* START READING TEXT *

Can join cardinality can be tackled with cogroup and not expanding the rows until final write?

I don't know what cogroup is, sorry.

More generally, there are algorithms for multi-way joins (with some theoretical guarantees), but they tend to perform worse in practice than just a set of binary joins with a good implementation.


Yeah it's pretty obscure, sorry.

It's called cogroup in Spark and similar architectures.

It does a group-by to convert data into the format (key_col_1, ... key_col_n) -> [(other_col_1, ... other_col_n), ...]

This is useful and ergonomic in itself for lots of use-cases. A lot of Spark and similar pipelines do this just to make things easier to manipulate.

Its also especially useful if you cogroup each side before join, which gives you the key column and two arrays of matching rows, one for each side of the join.

A quick search says it's called "group join" in academia. I'm sure I've bumped into as another name in other DB engines but can't remember right now.

One advantage of this is that it is bounded memory. It doesn't actually iterate over the cartesian product of non-unique keys. In fact, the whole join can be done on pointers into the sides of the join, rather than shuffling and writing the values themselves.

* END READING TEXT *

GIVEN EXERCISE →
Rewrite the part of the join discussion starting with "Its also especially" and going on through "the values themselves.", substituting "cross product" for "cartesian product".

* START RECORD SET *

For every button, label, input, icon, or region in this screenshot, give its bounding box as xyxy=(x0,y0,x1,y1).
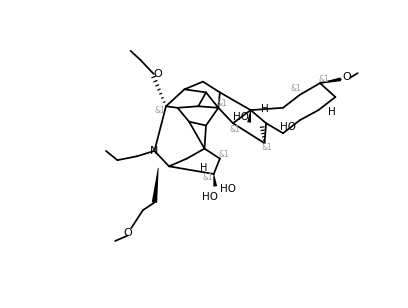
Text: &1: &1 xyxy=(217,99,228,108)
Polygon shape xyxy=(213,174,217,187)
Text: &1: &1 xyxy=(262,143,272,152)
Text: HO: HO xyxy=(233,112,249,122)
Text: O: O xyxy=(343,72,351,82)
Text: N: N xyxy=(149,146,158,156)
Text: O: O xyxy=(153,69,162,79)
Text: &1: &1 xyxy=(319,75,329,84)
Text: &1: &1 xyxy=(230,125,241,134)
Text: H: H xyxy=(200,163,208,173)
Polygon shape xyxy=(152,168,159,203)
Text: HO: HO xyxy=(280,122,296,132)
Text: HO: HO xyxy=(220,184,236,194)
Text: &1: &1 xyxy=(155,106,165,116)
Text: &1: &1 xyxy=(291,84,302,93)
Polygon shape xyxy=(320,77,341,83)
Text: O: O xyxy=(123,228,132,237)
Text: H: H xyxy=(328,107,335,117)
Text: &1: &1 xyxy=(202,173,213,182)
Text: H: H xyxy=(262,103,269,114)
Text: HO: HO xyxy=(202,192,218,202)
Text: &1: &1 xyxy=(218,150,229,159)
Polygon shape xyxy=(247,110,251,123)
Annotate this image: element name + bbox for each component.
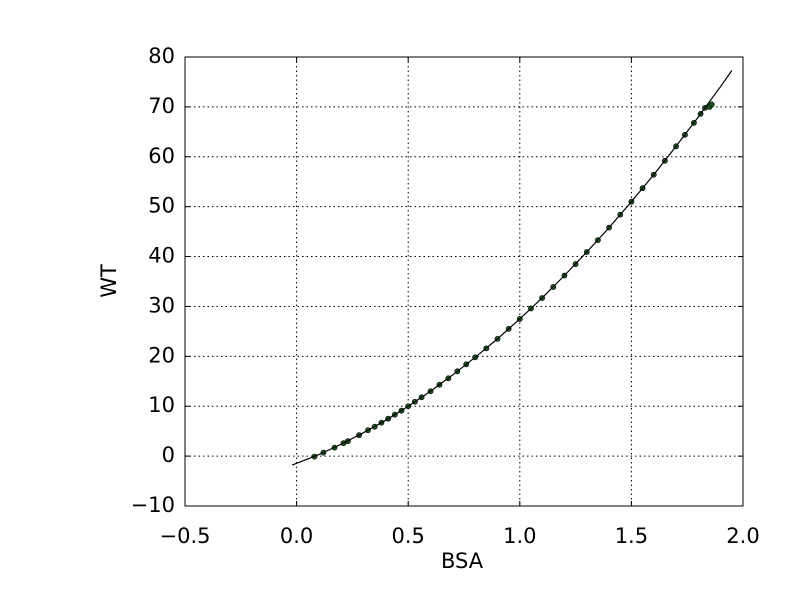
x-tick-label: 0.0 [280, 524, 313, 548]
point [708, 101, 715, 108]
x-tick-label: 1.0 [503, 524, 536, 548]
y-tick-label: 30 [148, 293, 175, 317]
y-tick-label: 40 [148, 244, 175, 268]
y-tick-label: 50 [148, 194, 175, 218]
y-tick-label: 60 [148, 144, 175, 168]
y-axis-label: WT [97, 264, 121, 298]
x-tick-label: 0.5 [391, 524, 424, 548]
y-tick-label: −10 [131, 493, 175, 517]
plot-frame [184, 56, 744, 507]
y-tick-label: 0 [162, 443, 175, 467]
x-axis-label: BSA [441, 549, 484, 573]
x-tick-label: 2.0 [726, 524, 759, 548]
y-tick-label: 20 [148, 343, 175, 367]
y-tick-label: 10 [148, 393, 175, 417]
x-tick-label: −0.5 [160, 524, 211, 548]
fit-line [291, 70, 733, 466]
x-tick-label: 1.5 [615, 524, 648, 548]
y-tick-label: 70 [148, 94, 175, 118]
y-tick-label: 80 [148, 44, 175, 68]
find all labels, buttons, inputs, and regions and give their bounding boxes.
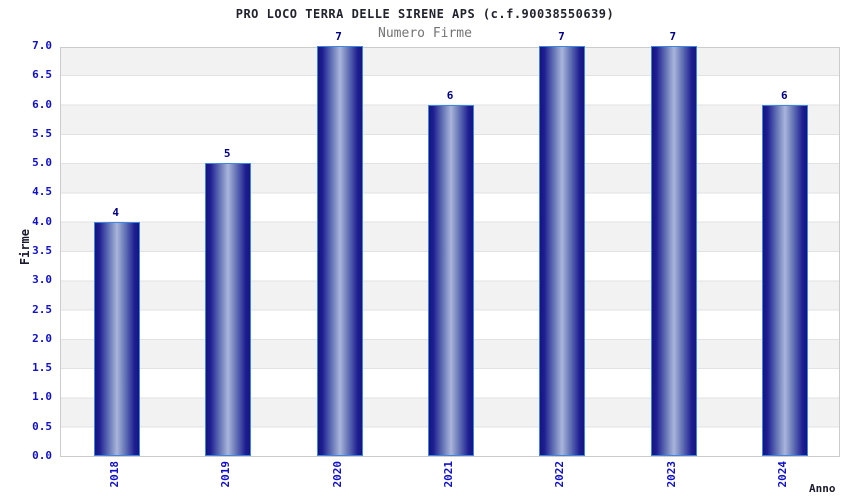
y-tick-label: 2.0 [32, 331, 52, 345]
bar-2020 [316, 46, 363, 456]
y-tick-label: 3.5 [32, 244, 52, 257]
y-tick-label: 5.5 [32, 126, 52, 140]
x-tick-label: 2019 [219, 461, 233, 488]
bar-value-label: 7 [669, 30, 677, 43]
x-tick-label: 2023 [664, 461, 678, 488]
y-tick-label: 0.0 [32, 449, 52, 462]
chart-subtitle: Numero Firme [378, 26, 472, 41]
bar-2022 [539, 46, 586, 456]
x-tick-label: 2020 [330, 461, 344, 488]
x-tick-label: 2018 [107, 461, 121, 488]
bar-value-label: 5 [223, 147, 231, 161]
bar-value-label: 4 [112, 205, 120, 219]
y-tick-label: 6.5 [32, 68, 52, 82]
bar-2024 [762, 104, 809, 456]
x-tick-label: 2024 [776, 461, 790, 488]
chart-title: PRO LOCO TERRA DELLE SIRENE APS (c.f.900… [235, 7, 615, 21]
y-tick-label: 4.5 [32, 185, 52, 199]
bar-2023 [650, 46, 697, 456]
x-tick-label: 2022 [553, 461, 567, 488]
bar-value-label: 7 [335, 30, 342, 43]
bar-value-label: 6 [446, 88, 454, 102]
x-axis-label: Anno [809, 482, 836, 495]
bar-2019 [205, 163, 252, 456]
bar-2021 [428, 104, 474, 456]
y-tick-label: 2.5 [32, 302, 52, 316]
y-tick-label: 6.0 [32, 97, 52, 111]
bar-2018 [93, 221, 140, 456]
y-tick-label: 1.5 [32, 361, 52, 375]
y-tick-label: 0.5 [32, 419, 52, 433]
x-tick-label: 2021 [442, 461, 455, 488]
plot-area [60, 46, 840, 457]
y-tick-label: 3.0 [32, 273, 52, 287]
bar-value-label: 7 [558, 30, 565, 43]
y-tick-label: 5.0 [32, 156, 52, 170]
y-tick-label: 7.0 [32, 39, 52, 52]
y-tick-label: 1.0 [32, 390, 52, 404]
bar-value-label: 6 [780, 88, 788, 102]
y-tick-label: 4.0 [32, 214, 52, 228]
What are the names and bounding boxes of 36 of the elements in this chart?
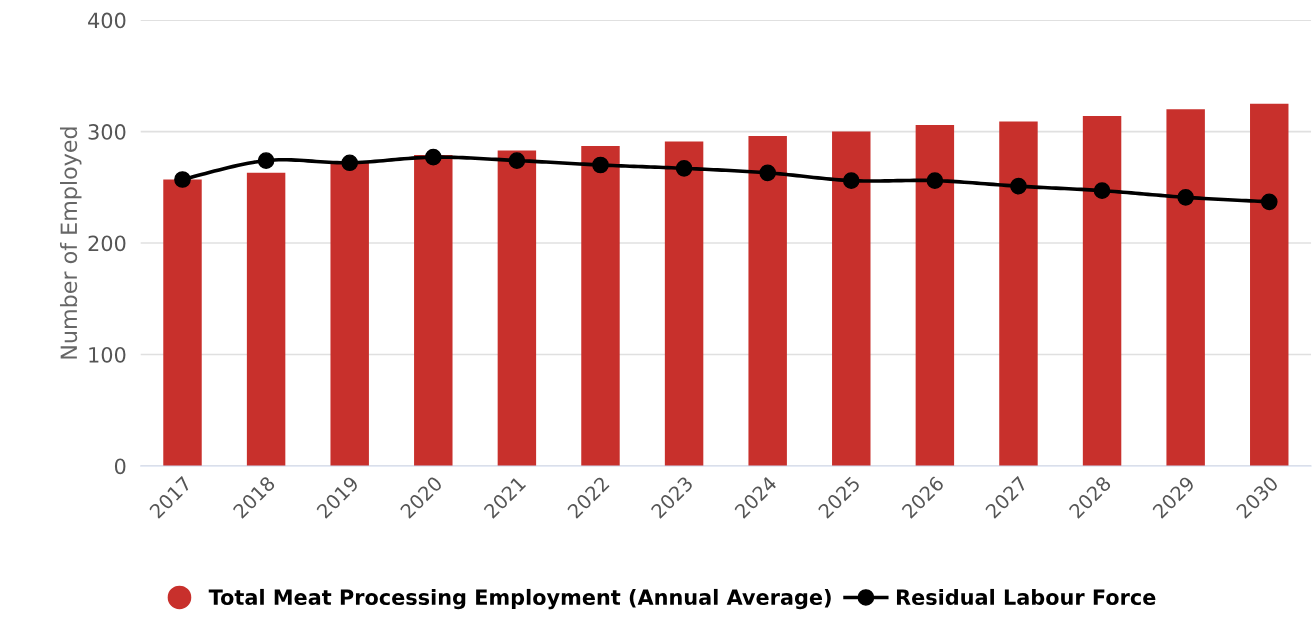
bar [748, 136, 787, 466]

* END RECORD SET *

SOLUTION →
Its also especially useful if you cogroup each side before join, which gives you the key column and two arrays of matching rows, one for each side of the join.

A quick search says it's called "group join" in academia. I'm sure I've bumped into as another name in other DB engines but can't remember right now.

One advantage of this is that it is bounded memory. It doesn't actually iterate over the cross product of non-unique keys. In fact, the whole join can be done on pointers into the sides of the join, rather than shuffling and writing the values themselves.